* What this task involves
Find every line in the records below that holds the word "years", and copy it out.

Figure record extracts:
□ □ □ □ □ □ □

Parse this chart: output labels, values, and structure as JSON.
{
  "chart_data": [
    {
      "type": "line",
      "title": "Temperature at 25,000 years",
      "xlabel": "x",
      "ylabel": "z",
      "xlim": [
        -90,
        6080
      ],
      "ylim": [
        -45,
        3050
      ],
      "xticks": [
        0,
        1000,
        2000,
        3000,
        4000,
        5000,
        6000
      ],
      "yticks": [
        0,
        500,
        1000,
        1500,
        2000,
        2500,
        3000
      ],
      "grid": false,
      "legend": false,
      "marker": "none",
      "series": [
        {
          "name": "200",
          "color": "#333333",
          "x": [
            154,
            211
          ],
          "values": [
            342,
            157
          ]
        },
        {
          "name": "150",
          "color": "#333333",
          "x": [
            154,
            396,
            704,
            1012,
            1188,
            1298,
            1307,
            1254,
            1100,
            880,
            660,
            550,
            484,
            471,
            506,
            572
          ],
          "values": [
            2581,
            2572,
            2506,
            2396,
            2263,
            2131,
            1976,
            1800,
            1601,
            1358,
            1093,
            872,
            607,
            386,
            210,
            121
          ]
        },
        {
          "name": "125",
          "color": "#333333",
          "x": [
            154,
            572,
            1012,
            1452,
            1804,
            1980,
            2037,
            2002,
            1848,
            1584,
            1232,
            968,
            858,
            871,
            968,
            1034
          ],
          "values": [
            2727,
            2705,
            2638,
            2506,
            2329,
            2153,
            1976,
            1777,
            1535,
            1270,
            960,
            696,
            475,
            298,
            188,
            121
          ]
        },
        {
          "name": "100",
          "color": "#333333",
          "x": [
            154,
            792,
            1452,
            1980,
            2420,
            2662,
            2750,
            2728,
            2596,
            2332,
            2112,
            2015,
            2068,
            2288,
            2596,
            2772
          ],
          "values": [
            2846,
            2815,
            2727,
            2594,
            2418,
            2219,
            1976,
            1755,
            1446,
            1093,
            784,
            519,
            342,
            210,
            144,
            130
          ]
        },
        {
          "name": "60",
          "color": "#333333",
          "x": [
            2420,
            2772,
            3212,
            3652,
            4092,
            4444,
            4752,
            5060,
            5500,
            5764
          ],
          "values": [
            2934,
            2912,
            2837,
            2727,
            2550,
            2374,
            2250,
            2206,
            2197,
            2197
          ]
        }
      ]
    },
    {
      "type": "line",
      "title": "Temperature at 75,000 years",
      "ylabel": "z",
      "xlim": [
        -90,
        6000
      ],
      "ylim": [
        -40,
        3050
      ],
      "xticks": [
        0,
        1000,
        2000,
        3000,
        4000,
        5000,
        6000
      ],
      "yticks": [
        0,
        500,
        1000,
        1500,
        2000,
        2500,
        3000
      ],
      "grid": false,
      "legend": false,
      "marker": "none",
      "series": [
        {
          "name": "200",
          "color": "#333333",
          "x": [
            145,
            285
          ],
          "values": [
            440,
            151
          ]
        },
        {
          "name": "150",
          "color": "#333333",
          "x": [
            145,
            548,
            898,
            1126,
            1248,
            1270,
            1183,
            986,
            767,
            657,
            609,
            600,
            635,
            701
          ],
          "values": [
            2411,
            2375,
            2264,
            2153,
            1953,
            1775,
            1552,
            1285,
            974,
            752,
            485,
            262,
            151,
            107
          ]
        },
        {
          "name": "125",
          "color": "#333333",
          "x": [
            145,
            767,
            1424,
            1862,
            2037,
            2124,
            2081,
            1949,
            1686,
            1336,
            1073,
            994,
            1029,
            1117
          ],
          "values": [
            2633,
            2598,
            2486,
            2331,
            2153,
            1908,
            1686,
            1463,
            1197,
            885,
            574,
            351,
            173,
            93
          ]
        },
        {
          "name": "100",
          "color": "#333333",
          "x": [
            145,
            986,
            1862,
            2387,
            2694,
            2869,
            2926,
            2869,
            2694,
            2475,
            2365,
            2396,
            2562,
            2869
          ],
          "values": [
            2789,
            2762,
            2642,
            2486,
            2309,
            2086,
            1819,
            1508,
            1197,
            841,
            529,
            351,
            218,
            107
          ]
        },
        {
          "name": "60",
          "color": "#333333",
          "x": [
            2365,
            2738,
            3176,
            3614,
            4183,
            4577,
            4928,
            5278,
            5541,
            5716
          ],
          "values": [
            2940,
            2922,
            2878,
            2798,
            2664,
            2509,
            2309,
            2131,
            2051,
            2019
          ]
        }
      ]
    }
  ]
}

□ □ □ □ □ □ □

* Answer to the exercise
      "title": "Temperature at 25,000 years",
      "title": "Temperature at 75,000 years",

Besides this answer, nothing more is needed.